## EXERCISE BRIEF
Copy the data below line for line, changing nothing.

--- START DATASET EXCERPTS ---

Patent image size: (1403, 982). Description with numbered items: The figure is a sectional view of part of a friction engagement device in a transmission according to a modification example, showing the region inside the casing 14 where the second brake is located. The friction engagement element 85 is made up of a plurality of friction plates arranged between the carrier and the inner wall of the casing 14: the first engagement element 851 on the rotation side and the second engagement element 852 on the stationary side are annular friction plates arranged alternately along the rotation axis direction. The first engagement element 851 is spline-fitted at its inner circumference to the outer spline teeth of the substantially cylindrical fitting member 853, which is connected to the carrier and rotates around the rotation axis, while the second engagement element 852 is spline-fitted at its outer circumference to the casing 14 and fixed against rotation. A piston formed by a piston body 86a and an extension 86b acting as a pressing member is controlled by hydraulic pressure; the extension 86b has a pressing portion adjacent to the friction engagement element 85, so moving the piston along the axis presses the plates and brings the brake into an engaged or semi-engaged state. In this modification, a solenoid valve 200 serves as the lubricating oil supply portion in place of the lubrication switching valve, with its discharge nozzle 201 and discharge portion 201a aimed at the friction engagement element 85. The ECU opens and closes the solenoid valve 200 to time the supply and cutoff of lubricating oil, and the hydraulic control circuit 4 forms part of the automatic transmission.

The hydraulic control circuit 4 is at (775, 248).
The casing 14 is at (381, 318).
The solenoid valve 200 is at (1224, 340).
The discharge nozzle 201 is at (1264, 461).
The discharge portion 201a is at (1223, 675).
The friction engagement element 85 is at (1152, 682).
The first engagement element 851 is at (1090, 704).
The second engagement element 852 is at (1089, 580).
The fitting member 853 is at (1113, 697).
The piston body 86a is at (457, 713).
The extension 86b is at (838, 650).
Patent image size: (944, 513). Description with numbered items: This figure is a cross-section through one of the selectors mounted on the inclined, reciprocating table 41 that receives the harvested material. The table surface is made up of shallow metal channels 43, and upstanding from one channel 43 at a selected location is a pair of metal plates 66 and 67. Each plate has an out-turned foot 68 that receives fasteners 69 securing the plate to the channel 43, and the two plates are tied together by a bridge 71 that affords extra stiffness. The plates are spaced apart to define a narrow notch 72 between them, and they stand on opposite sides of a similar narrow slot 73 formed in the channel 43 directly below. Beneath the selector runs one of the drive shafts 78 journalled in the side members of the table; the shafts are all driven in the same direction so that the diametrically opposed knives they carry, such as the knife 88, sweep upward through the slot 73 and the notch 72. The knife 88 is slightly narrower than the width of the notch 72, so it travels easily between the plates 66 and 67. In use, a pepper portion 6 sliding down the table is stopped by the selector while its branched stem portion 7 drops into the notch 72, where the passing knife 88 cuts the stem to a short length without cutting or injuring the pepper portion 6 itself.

--- END DATASET EXCERPTS ---

## RESULT OF THIS EXERCISE
Patent image size: (1403, 982). Description with numbered items: The figure is a sectional view of part of a friction engagement device in a transmission according to a modification example, showing the region inside the casing 14 where the second brake is located. The friction engagement element 85 is made up of a plurality of friction plates arranged between the carrier and the inner wall of the casing 14: the first engagement element 851 on the rotation side and the second engagement element 852 on the stationary side are annular friction plates arranged alternately along the rotation axis direction. The first engagement element 851 is spline-fitted at its inner circumference to the outer spline teeth of the substantially cylindrical fitting member 853, which is connected to the carrier and rotates around the rotation axis, while the second engagement element 852 is spline-fitted at its outer circumference to the casing 14 and fixed against rotation. A piston formed by a piston body 86a and an extension 86b acting as a pressing member is controlled by hydraulic pressure; the extension 86b has a pressing portion adjacent to the friction engagement element 85, so moving the piston along the axis presses the plates and brings the brake into an engaged or semi-engaged state. In this modification, a solenoid valve 200 serves as the lubricating oil supply portion in place of the lubrication switching valve, with its discharge nozzle 201 and discharge portion 201a aimed at the friction engagement element 85. The ECU opens and closes the solenoid valve 200 to time the supply and cutoff of lubricating oil, and the hydraulic control circuit 4 forms part of the automatic transmission.

The hydraulic control circuit 4 is at (775, 248).
The casing 14 is at (381, 318).
The solenoid valve 200 is at (1224, 340).
The discharge nozzle 201 is at (1264, 461).
The discharge portion 201a is at (1223, 675).
The friction engagement element 85 is at (1152, 682).
The first engagement element 851 is at (1090, 704).
The second engagement element 852 is at (1089, 580).
The fitting member 853 is at (1113, 697).
The piston body 86a is at (457, 713).
The extension 86b is at (838, 650).
Patent image size: (944, 513). Description with numbered items: This figure is a cross-section through one of the selectors mounted on the inclined, reciprocating table 41 that receives the harvested material. The table surface is made up of shallow metal channels 43, and upstanding from one channel 43 at a selected location is a pair of metal plates 66 and 67. Each plate has an out-turned foot 68 that receives fasteners 69 securing the plate to the channel 43, and the two plates are tied together by a bridge 71 that affords extra stiffness. The plates are spaced apart to define a narrow notch 72 between them, and they stand on opposite sides of a similar narrow slot 73 formed in the channel 43 directly below. Beneath the selector runs one of the drive shafts 78 journalled in the side members of the table; the shafts are all driven in the same direction so that the diametrically opposed knives they carry, such as the knife 88, sweep upward through the slot 73 and the notch 72. The knife 88 is slightly narrower than the width of the notch 72, so it travels easily between the plates 66 and 67. In use, a pepper portion 6 sliding down the table is stopped by the selector while its branched stem portion 7 drops into the notch 72, where the passing knife 88 cuts the stem to a short length without cutting or injuring the pepper portion 6 itself.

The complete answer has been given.